● Task: Write the listing below out again exactly, dropping the images.
'''
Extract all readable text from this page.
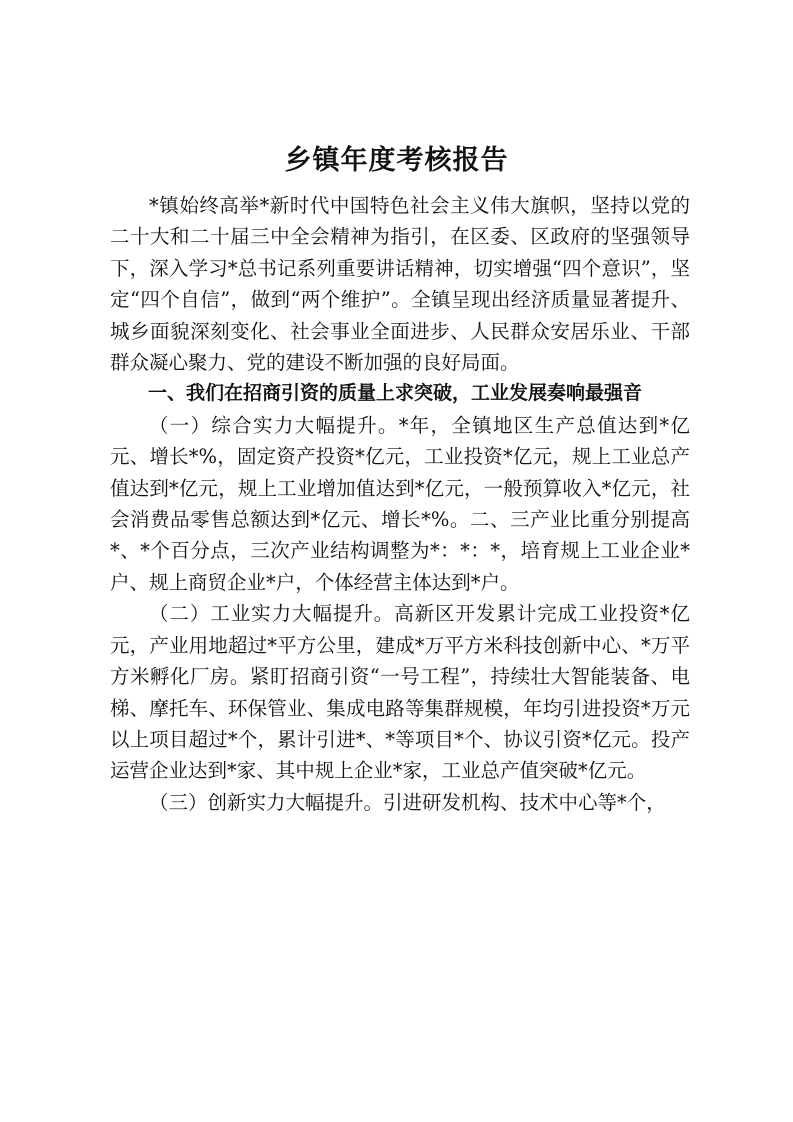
乡镇年度考核报告

*镇始终高举*新时代中国特色社会主义伟大旗帜，坚持以党的二十大和二十届三中全会精神为指引，在区委、区政府的坚强领导下，深入学习*总书记系列重要讲话精神，切实增强“四个意识”，坚定“四个自信”，做到“两个维护”。全镇呈现出经济质量显著提升、城乡面貌深刻变化、社会事业全面进步、人民群众安居乐业、干部群众凝心聚力、党的建设不断加强的良好局面。

一、我们在招商引资的质量上求突破，工业发展奏响最强音

（一）综合实力大幅提升。*年，全镇地区生产总值达到*亿元、增长*%，固定资产投资*亿元，工业投资*亿元，规上工业总产值达到*亿元，规上工业增加值达到*亿元，一般预算收入*亿元，社会消费品零售总额达到*亿元、增长*%。二、三产业比重分别提高*、*个百分点，三次产业结构调整为*：*：*，培育规上工业企业*户、规上商贸企业*户，个体经营主体达到*户。

（二）工业实力大幅提升。高新区开发累计完成工业投资*亿元，产业用地超过*平方公里，建成*万平方米科技创新中心、*万平方米孵化厂房。紧盯招商引资“一号工程”，持续壮大智能装备、电梯、摩托车、环保管业、集成电路等集群规模，年均引进投资*万元以上项目超过*个，累计引进*、*等项目*个、协议引资*亿元。投产运营企业达到*家、其中规上企业*家，工业总产值突破*亿元。

（三）创新实力大幅提升。引进研发机构、技术中心等*个，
'''
● The completed task:
Extract all readable text from this page.
乡镇年度考核报告

*镇始终高举*新时代中国特色社会主义伟大旗帜，坚持以党的二十大和二十届三中全会精神为指引，在区委、区政府的坚强领导下，深入学习*总书记系列重要讲话精神，切实增强“四个意识”，坚定“四个自信”，做到“两个维护”。全镇呈现出经济质量显著提升、城乡面貌深刻变化、社会事业全面进步、人民群众安居乐业、干部群众凝心聚力、党的建设不断加强的良好局面。

一、我们在招商引资的质量上求突破，工业发展奏响最强音

（一）综合实力大幅提升。*年，全镇地区生产总值达到*亿元、增长*%，固定资产投资*亿元，工业投资*亿元，规上工业总产值达到*亿元，规上工业增加值达到*亿元，一般预算收入*亿元，社会消费品零售总额达到*亿元、增长*%。二、三产业比重分别提高*、*个百分点，三次产业结构调整为*：*：*，培育规上工业企业*户、规上商贸企业*户，个体经营主体达到*户。

（二）工业实力大幅提升。高新区开发累计完成工业投资*亿元，产业用地超过*平方公里，建成*万平方米科技创新中心、*万平方米孵化厂房。紧盯招商引资“一号工程”，持续壮大智能装备、电梯、摩托车、环保管业、集成电路等集群规模，年均引进投资*万元以上项目超过*个，累计引进*、*等项目*个、协议引资*亿元。投产运营企业达到*家、其中规上企业*家，工业总产值突破*亿元。

（三）创新实力大幅提升。引进研发机构、技术中心等*个，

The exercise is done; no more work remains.